• [Task instructions]:
Render every line of the records below as a JSON list of strings, one string per line, leaving out blank lines.

[Records contained in a dataset]

──────────

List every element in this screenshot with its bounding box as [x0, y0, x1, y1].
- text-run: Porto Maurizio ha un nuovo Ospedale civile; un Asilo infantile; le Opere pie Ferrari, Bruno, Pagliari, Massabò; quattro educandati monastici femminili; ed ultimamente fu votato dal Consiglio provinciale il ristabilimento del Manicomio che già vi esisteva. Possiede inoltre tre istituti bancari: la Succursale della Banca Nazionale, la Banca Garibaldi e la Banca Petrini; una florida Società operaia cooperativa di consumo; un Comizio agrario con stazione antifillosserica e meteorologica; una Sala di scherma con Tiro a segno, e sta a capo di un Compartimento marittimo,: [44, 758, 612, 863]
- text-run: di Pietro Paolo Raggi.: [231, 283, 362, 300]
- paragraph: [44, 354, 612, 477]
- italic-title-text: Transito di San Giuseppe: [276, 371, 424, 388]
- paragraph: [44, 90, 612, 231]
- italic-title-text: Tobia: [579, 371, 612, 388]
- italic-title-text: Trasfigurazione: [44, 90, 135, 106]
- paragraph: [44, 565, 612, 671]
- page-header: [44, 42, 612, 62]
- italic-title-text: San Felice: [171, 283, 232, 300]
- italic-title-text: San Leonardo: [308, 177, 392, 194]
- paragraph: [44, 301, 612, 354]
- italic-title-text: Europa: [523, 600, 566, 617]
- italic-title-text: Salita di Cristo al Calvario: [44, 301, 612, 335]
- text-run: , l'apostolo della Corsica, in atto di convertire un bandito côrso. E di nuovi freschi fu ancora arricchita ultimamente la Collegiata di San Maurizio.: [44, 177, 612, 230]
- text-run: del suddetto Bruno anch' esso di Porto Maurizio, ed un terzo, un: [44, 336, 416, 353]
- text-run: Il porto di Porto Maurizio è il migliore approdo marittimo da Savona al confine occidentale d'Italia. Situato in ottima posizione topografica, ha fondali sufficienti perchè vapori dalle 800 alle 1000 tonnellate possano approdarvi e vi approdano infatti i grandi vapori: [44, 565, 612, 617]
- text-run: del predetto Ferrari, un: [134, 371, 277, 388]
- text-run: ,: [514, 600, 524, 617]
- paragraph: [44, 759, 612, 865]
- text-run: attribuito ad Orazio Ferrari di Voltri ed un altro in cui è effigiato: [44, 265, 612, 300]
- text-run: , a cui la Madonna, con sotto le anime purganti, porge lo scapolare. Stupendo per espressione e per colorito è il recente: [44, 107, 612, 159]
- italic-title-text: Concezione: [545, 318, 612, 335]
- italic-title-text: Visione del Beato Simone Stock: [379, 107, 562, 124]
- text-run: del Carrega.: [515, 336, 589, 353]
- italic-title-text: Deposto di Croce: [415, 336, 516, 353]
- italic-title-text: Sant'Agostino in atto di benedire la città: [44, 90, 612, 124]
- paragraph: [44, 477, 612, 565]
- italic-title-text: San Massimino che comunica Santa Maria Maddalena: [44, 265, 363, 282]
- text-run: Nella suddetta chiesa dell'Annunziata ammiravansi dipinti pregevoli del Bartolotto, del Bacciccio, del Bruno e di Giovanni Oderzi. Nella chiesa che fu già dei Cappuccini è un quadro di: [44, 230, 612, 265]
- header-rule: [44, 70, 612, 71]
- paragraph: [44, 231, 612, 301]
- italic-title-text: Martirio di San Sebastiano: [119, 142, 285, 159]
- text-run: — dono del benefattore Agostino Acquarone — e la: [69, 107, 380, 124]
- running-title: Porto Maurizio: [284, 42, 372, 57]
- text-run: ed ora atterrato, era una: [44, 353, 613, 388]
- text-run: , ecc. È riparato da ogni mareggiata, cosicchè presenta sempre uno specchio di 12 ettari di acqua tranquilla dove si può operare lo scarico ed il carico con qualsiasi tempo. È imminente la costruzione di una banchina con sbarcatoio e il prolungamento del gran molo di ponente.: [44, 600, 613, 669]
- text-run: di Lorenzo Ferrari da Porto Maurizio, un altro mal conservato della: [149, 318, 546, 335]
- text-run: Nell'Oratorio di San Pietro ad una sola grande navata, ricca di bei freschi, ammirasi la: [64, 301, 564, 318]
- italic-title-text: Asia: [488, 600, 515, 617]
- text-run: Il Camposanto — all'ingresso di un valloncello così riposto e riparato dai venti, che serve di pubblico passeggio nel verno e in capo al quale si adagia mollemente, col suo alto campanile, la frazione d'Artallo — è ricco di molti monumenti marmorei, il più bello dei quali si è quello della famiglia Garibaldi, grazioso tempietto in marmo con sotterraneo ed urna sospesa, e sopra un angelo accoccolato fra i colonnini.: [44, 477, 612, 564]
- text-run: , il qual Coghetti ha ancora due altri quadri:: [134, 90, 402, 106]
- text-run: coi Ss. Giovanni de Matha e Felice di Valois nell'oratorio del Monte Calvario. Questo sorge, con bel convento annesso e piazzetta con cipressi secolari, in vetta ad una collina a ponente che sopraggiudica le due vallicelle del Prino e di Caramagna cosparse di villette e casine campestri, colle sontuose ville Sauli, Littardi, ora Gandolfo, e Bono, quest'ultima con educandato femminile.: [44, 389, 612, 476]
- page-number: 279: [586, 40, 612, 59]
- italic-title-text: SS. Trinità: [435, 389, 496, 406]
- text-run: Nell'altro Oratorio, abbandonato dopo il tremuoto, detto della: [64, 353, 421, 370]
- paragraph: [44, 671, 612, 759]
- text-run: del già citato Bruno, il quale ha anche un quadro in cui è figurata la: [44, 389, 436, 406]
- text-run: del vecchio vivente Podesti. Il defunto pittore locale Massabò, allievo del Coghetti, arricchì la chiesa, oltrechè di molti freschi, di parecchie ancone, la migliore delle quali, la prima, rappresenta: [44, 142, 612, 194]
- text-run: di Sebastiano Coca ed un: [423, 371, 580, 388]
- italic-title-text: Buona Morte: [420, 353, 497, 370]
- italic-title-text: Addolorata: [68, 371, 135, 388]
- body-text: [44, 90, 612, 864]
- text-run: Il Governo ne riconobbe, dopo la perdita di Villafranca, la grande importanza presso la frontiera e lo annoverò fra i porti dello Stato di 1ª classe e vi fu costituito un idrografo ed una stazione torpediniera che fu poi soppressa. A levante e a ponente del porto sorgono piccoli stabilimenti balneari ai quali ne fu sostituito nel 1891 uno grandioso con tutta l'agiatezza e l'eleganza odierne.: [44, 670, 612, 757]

──────────

• [Expected answer]:
[
  "List every element in this screenshot with its bounding box as [x0, y0, x1, y1].",
  "- text-run: Porto Maurizio ha un nuovo Ospedale civile; un Asilo infantile; le Opere pie Ferrari, Bruno, Pagliari, Massabò; quattro educandati monastici femminili; ed ultimamente fu votato dal Consiglio provinciale il ristabilimento del Manicomio che già vi esisteva. Possiede inoltre tre istituti bancari: la Succursale della Banca Nazionale, la Banca Garibaldi e la Banca Petrini; una florida Società operaia cooperativa di consumo; un Comizio agrario con stazione antifillosserica e meteorologica; una Sala di scherma con Tiro a segno, e sta a capo di un Compartimento marittimo,: [44, 758, 612, 863]",
  "- text-run: di Pietro Paolo Raggi.: [231, 283, 362, 300]",
  "- paragraph: [44, 354, 612, 477]",
  "- italic-title-text: Transito di San Giuseppe: [276, 371, 424, 388]",
  "- paragraph: [44, 90, 612, 231]",
  "- italic-title-text: Tobia: [579, 371, 612, 388]",
  "- italic-title-text: Trasfigurazione: [44, 90, 135, 106]",
  "- paragraph: [44, 565, 612, 671]",
  "- page-header: [44, 42, 612, 62]",
  "- italic-title-text: San Felice: [171, 283, 232, 300]",
  "- italic-title-text: San Leonardo: [308, 177, 392, 194]",
  "- paragraph: [44, 301, 612, 354]",
  "- italic-title-text: Europa: [523, 600, 566, 617]",
  "- italic-title-text: Salita di Cristo al Calvario: [44, 301, 612, 335]",
  "- text-run: , l'apostolo della Corsica, in atto di convertire un bandito côrso. E di nuovi freschi fu ancora arricchita ultimamente la Collegiata di San Maurizio.: [44, 177, 612, 230]",
  "- text-run: del suddetto Bruno anch' esso di Porto Maurizio, ed un terzo, un: [44, 336, 416, 353]",
  "- text-run: Il porto di Porto Maurizio è il migliore approdo marittimo da Savona al confine occidentale d'Italia. Situato in ottima posizione topografica, ha fondali sufficienti perchè vapori dalle 800 alle 1000 tonnellate possano approdarvi e vi approdano infatti i grandi vapori: [44, 565, 612, 617]",
  "- text-run: del predetto Ferrari, un: [134, 371, 277, 388]",
  "- text-run: ,: [514, 600, 524, 617]",
  "- paragraph: [44, 759, 612, 865]",
  "- text-run: attribuito ad Orazio Ferrari di Voltri ed un altro in cui è effigiato: [44, 265, 612, 300]",
  "- text-run: , a cui la Madonna, con sotto le anime purganti, porge lo scapolare. Stupendo per espressione e per colorito è il recente: [44, 107, 612, 159]",
  "- italic-title-text: Concezione: [545, 318, 612, 335]",
  "- italic-title-text: Visione del Beato Simone Stock: [379, 107, 562, 124]",
  "- text-run: del Carrega.: [515, 336, 589, 353]",
  "- italic-title-text: Deposto di Croce: [415, 336, 516, 353]",
  "- italic-title-text: Sant'Agostino in atto di benedire la città: [44, 90, 612, 124]",
  "- paragraph: [44, 477, 612, 565]",
  "- italic-title-text: San Massimino che comunica Santa Maria Maddalena: [44, 265, 363, 282]",
  "- text-run: Nella suddetta chiesa dell'Annunziata ammiravansi dipinti pregevoli del Bartolotto, del Bacciccio, del Bruno e di Giovanni Oderzi. Nella chiesa che fu già dei Cappuccini è un quadro di: [44, 230, 612, 265]",
  "- header-rule: [44, 70, 612, 71]",
  "- paragraph: [44, 231, 612, 301]",
  "- italic-title-text: Martirio di San Sebastiano: [119, 142, 285, 159]",
  "- text-run: — dono del benefattore Agostino Acquarone — e la: [69, 107, 380, 124]",
  "- running-title: Porto Maurizio: [284, 42, 372, 57]",
  "- text-run: ed ora atterrato, era una: [44, 353, 613, 388]",
  "- text-run: , ecc. È riparato da ogni mareggiata, cosicchè presenta sempre uno specchio di 12 ettari di acqua tranquilla dove si può operare lo scarico ed il carico con qualsiasi tempo. È imminente la costruzione di una banchina con sbarcatoio e il prolungamento del gran molo di ponente.: [44, 600, 613, 669]",
  "- text-run: di Lorenzo Ferrari da Porto Maurizio, un altro mal conservato della: [149, 318, 546, 335]",
  "- text-run: Nell'Oratorio di San Pietro ad una sola grande navata, ricca di bei freschi, ammirasi la: [64, 301, 564, 318]",
  "- italic-title-text: Asia: [488, 600, 515, 617]",
  "- text-run: Il Camposanto — all'ingresso di un valloncello così riposto e riparato dai venti, che serve di pubblico passeggio nel verno e in capo al quale si adagia mollemente, col suo alto campanile, la frazione d'Artallo — è ricco di molti monumenti marmorei, il più bello dei quali si è quello della famiglia Garibaldi, grazioso tempietto in marmo con sotterraneo ed urna sospesa, e sopra un angelo accoccolato fra i colonnini.: [44, 477, 612, 564]",
  "- text-run: , il qual Coghetti ha ancora due altri quadri:: [134, 90, 402, 106]",
  "- text-run: coi Ss. Giovanni de Matha e Felice di Valois nell'oratorio del Monte Calvario. Questo sorge, con bel convento annesso e piazzetta con cipressi secolari, in vetta ad una collina a ponente che sopraggiudica le due vallicelle del Prino e di Caramagna cosparse di villette e casine campestri, colle sontuose ville Sauli, Littardi, ora Gandolfo, e Bono, quest'ultima con educandato femminile.: [44, 389, 612, 476]",
  "- page-number: 279: [586, 40, 612, 59]",
  "- italic-title-text: SS. Trinità: [435, 389, 496, 406]",
  "- text-run: Nell'altro Oratorio, abbandonato dopo il tremuoto, detto della: [64, 353, 421, 370]",
  "- paragraph: [44, 671, 612, 759]",
  "- text-run: del già citato Bruno, il quale ha anche un quadro in cui è figurata la: [44, 389, 436, 406]",
  "- text-run: del vecchio vivente Podesti. Il defunto pittore locale Massabò, allievo del Coghetti, arricchì la chiesa, oltrechè di molti freschi, di parecchie ancone, la migliore delle quali, la prima, rappresenta: [44, 142, 612, 194]",
  "- text-run: di Sebastiano Coca ed un: [423, 371, 580, 388]",
  "- italic-title-text: Buona Morte: [420, 353, 497, 370]",
  "- italic-title-text: Addolorata: [68, 371, 135, 388]",
  "- body-text: [44, 90, 612, 864]",
  "- text-run: Il Governo ne riconobbe, dopo la perdita di Villafranca, la grande importanza presso la frontiera e lo annoverò fra i porti dello Stato di 1ª classe e vi fu costituito un idrografo ed una stazione torpediniera che fu poi soppressa. A levante e a ponente del porto sorgono piccoli stabilimenti balneari ai quali ne fu sostituito nel 1891 uno grandioso con tutta l'agiatezza e l'eleganza odierne.: [44, 670, 612, 757]"
]